START Working data

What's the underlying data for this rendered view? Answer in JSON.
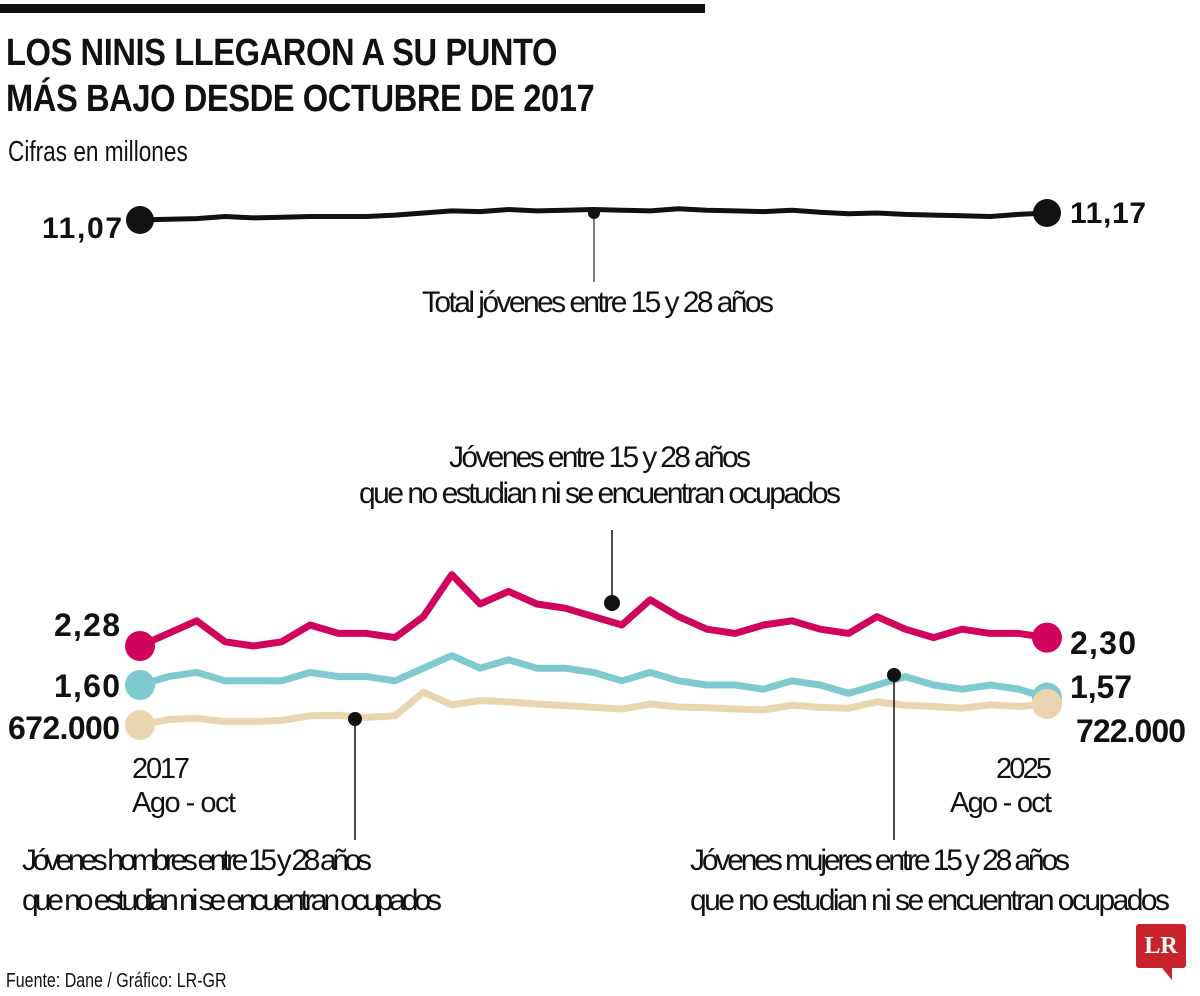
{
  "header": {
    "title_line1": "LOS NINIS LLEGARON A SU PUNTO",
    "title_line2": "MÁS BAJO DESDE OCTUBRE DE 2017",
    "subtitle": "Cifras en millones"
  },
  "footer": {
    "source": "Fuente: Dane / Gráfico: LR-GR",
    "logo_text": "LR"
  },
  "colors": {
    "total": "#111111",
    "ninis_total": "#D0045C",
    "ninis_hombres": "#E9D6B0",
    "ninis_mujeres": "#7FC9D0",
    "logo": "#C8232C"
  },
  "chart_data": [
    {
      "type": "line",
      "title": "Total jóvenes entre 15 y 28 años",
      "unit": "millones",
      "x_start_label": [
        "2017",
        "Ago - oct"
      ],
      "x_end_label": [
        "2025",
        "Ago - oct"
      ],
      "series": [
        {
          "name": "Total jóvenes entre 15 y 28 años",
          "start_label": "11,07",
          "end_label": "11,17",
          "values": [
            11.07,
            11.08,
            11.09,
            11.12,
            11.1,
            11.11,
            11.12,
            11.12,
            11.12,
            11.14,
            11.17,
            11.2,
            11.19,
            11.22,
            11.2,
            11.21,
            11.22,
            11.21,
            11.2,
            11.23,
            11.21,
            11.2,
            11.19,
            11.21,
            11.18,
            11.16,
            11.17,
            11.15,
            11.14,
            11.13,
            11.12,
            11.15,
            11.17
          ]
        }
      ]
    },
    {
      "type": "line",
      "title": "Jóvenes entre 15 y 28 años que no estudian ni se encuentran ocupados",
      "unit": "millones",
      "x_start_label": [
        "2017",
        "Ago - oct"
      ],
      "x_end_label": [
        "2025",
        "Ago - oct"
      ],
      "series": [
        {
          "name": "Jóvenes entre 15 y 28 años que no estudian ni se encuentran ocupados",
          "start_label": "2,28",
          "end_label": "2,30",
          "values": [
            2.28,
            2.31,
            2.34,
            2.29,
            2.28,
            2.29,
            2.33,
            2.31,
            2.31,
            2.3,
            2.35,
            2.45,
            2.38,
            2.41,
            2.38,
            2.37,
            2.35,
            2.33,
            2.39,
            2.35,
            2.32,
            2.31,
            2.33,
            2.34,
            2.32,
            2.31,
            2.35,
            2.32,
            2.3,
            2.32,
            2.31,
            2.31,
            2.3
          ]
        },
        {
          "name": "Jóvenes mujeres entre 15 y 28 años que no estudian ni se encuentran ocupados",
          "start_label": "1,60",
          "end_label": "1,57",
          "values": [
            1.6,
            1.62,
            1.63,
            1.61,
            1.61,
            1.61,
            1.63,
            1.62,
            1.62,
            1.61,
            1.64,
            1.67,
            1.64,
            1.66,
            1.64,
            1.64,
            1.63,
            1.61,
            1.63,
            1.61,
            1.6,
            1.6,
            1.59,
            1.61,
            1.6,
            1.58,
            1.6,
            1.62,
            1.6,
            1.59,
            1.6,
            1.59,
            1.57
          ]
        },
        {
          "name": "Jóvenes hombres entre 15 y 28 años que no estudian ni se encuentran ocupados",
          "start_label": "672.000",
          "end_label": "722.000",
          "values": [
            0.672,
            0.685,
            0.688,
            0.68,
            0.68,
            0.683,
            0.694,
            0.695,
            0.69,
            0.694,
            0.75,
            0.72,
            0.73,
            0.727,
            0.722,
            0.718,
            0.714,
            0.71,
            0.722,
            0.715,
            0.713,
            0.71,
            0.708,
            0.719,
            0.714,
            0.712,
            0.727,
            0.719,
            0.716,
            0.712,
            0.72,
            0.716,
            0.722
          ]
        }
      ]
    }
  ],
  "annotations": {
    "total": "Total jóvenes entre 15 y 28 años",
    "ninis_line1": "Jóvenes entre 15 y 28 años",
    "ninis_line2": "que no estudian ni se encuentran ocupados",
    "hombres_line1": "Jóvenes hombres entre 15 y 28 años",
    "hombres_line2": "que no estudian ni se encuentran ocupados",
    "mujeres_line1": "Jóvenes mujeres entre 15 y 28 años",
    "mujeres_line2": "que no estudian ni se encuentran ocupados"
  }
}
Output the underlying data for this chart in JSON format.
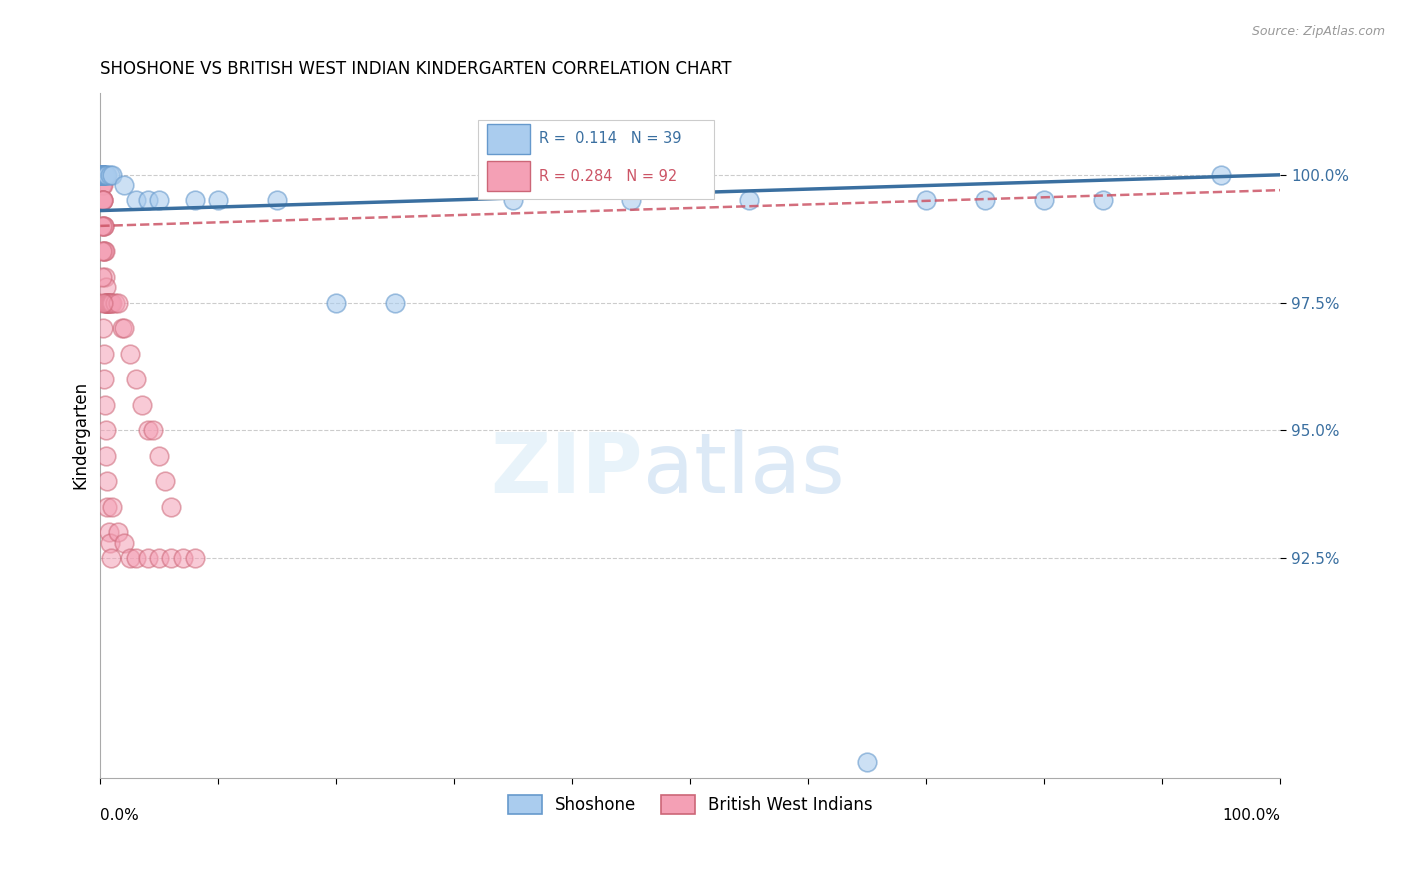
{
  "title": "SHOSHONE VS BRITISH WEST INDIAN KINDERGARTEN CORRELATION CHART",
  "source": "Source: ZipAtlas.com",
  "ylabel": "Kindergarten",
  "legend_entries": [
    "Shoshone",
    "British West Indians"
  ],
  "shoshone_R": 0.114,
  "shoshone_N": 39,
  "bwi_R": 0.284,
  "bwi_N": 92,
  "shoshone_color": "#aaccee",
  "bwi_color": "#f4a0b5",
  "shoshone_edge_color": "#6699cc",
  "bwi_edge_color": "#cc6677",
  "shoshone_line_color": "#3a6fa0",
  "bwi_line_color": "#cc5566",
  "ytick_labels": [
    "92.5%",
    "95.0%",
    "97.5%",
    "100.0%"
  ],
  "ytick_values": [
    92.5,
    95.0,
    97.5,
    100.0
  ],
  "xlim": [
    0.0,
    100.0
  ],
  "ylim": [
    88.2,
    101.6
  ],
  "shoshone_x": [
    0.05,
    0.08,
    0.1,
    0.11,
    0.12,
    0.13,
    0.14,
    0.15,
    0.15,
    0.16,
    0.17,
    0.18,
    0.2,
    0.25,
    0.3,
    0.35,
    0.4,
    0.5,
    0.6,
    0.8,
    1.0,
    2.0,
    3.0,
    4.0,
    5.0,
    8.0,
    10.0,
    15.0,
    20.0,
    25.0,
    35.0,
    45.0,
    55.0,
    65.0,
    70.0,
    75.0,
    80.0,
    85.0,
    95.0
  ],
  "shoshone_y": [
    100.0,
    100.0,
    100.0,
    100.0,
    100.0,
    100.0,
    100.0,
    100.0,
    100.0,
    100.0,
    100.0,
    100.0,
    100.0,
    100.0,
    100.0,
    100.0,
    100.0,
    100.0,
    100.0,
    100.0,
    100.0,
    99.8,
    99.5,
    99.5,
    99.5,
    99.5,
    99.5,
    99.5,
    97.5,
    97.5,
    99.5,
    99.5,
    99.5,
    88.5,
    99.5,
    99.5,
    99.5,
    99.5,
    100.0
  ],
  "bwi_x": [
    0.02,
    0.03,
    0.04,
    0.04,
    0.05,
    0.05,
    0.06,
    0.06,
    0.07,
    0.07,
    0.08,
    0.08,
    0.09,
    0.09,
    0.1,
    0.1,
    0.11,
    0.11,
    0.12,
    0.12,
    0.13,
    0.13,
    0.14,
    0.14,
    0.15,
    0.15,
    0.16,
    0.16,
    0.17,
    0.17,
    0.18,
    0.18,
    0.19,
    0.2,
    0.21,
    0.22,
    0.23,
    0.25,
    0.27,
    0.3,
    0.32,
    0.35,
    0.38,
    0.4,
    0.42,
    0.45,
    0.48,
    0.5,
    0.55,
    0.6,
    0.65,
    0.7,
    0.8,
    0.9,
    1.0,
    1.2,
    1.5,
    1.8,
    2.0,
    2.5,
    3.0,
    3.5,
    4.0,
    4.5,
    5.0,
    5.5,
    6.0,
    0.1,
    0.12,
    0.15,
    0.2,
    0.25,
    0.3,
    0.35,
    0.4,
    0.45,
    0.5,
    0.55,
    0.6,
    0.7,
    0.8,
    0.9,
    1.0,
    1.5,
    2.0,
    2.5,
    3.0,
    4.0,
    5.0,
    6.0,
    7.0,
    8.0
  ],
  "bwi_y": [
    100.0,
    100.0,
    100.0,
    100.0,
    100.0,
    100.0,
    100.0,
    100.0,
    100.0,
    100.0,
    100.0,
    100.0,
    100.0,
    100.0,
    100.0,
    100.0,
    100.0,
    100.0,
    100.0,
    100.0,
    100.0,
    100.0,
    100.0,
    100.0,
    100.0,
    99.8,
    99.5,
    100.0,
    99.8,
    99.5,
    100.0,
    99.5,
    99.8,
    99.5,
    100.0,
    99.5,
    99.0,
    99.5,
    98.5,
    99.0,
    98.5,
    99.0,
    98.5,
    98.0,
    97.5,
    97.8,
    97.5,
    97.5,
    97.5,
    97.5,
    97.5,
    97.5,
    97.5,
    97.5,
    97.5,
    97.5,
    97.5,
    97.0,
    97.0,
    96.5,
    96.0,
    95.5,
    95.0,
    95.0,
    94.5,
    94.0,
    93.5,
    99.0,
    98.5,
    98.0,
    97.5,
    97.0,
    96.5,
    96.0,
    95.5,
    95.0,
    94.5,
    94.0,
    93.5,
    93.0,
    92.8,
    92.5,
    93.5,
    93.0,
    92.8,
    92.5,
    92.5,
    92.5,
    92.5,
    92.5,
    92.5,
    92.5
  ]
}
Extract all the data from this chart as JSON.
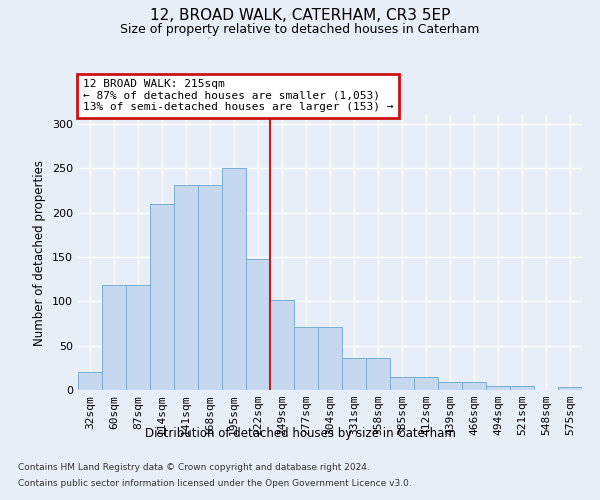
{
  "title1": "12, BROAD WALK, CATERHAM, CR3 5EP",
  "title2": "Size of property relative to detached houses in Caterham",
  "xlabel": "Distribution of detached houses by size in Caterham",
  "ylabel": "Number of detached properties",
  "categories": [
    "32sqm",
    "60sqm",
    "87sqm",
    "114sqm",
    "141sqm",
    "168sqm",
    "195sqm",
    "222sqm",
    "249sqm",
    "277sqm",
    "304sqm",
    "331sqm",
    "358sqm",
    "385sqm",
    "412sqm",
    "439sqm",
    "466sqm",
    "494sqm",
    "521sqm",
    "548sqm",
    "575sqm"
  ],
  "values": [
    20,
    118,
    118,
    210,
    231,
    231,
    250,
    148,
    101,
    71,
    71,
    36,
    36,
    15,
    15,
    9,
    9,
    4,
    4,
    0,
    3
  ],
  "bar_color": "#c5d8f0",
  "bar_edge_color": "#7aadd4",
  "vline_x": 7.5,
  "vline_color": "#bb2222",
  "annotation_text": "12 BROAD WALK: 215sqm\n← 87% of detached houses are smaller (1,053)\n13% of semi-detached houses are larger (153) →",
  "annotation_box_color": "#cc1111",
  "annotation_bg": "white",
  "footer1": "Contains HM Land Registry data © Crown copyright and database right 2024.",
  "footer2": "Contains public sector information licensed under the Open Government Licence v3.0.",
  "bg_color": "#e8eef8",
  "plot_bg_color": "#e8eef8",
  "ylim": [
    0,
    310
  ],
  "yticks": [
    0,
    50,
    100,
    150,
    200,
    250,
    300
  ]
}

END Working data

Aim of the task => With the pictures left out, write out exactly the lines from the line containing "Extract all the data from this chart as JSON." through the final line.

The response =>
Extract all the data from this chart as JSON.
{
  "title1": "12, BROAD WALK, CATERHAM, CR3 5EP",
  "title2": "Size of property relative to detached houses in Caterham",
  "xlabel": "Distribution of detached houses by size in Caterham",
  "ylabel": "Number of detached properties",
  "categories": [
    "32sqm",
    "60sqm",
    "87sqm",
    "114sqm",
    "141sqm",
    "168sqm",
    "195sqm",
    "222sqm",
    "249sqm",
    "277sqm",
    "304sqm",
    "331sqm",
    "358sqm",
    "385sqm",
    "412sqm",
    "439sqm",
    "466sqm",
    "494sqm",
    "521sqm",
    "548sqm",
    "575sqm"
  ],
  "values": [
    20,
    118,
    118,
    210,
    231,
    231,
    250,
    148,
    101,
    71,
    71,
    36,
    36,
    15,
    15,
    9,
    9,
    4,
    4,
    0,
    3
  ],
  "bar_color": "#c5d8f0",
  "bar_edge_color": "#7aadd4",
  "vline_x": 7.5,
  "vline_color": "#bb2222",
  "annotation_text": "12 BROAD WALK: 215sqm\n← 87% of detached houses are smaller (1,053)\n13% of semi-detached houses are larger (153) →",
  "annotation_box_color": "#cc1111",
  "annotation_bg": "white",
  "footer1": "Contains HM Land Registry data © Crown copyright and database right 2024.",
  "footer2": "Contains public sector information licensed under the Open Government Licence v3.0.",
  "bg_color": "#e8eef8",
  "plot_bg_color": "#e8eef8",
  "ylim": [
    0,
    310
  ],
  "yticks": [
    0,
    50,
    100,
    150,
    200,
    250,
    300
  ]
}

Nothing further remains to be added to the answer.